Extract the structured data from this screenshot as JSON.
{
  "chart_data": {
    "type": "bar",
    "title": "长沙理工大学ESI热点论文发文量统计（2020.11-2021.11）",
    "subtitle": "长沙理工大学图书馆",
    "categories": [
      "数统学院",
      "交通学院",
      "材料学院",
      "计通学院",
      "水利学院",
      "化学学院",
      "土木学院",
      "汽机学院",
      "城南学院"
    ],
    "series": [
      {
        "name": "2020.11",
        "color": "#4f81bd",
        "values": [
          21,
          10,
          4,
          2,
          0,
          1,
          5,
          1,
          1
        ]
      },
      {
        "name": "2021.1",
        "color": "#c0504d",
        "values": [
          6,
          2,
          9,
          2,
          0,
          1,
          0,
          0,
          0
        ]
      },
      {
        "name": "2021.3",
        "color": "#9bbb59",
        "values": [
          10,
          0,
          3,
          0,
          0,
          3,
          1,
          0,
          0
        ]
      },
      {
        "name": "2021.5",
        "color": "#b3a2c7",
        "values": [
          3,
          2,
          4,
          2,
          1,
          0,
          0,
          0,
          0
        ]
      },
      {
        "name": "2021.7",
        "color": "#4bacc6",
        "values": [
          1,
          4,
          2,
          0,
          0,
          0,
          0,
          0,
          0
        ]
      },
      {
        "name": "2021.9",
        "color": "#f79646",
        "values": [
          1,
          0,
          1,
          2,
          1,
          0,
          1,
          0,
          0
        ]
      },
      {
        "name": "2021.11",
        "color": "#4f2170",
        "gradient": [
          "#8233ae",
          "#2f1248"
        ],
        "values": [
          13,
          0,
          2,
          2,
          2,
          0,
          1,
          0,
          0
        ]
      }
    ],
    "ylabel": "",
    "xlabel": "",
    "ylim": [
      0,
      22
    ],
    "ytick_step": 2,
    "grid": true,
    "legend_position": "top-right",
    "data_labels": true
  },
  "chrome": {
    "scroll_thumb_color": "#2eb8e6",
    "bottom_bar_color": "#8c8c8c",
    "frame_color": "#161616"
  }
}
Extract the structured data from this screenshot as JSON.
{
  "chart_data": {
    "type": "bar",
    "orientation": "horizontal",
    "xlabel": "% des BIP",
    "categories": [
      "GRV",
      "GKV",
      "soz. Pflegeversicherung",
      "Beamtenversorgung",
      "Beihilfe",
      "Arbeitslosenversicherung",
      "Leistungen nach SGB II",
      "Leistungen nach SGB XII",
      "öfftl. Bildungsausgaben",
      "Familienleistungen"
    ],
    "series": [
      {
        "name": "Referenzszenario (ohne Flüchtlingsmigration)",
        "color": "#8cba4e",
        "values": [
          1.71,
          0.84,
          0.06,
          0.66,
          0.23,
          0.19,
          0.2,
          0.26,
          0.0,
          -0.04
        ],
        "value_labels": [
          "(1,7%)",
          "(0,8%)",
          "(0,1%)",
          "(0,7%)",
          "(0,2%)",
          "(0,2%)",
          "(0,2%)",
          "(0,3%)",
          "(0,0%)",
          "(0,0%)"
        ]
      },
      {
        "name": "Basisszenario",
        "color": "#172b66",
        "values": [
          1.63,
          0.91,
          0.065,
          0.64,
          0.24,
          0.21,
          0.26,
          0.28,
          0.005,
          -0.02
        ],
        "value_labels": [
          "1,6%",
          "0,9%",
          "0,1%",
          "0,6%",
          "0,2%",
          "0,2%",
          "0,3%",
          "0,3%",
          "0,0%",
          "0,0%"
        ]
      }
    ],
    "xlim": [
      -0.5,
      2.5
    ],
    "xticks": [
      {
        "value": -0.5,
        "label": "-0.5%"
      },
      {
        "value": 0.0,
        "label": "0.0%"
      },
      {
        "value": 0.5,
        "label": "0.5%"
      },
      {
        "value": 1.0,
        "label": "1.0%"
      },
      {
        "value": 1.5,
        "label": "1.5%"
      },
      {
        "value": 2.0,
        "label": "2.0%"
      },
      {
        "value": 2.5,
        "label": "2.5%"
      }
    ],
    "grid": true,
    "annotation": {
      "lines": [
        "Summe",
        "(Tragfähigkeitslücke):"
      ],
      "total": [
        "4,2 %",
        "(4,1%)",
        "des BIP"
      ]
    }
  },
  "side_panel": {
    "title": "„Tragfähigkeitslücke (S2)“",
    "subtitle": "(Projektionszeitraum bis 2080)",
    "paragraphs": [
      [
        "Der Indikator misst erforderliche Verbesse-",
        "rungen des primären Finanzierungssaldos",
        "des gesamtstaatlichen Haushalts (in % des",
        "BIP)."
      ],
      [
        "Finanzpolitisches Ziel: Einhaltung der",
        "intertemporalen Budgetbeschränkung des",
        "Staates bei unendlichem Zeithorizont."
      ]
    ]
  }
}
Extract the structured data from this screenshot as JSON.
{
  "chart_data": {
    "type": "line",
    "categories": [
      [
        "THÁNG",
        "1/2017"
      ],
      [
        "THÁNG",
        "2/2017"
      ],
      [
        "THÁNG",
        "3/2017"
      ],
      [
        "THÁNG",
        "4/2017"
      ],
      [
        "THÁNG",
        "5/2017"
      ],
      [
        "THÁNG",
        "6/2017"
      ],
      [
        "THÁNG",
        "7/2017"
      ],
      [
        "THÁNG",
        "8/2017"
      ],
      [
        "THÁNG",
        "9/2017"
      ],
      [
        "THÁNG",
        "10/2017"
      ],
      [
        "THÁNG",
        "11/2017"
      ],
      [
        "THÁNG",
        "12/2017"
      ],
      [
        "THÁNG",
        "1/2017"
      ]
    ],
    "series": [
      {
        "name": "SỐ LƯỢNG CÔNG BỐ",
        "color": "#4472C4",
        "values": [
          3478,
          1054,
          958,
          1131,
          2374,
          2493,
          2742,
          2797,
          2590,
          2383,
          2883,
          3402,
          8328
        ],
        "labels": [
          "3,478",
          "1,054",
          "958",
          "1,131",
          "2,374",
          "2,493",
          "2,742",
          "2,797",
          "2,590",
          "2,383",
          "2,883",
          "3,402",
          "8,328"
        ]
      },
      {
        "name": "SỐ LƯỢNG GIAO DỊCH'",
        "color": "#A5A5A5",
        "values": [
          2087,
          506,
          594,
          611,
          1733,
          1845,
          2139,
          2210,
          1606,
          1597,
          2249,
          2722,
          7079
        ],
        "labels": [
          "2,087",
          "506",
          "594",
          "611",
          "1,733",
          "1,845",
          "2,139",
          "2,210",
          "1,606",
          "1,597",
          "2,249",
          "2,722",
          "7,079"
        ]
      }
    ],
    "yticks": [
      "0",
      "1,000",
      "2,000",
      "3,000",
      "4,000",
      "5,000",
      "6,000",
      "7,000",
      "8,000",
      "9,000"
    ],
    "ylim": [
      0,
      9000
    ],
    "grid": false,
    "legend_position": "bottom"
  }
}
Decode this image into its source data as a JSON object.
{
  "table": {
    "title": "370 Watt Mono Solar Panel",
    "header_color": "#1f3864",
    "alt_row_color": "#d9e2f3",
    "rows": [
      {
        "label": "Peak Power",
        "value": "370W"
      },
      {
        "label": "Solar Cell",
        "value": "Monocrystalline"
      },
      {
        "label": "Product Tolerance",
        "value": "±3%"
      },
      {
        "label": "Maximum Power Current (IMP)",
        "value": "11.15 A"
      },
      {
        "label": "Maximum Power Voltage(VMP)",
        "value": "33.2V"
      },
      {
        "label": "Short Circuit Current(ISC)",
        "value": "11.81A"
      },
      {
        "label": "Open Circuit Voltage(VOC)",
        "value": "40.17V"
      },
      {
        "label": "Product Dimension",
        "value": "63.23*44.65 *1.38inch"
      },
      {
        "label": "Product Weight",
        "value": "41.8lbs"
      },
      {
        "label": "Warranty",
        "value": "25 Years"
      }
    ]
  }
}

_TASK TO COMPLETE:_ Show the lines from the data above that contain the string "Current".

_PROBLEM SOLUTION:_
        "label": "Maximum Power Current (IMP)",
        "label": "Short Circuit Current(ISC)",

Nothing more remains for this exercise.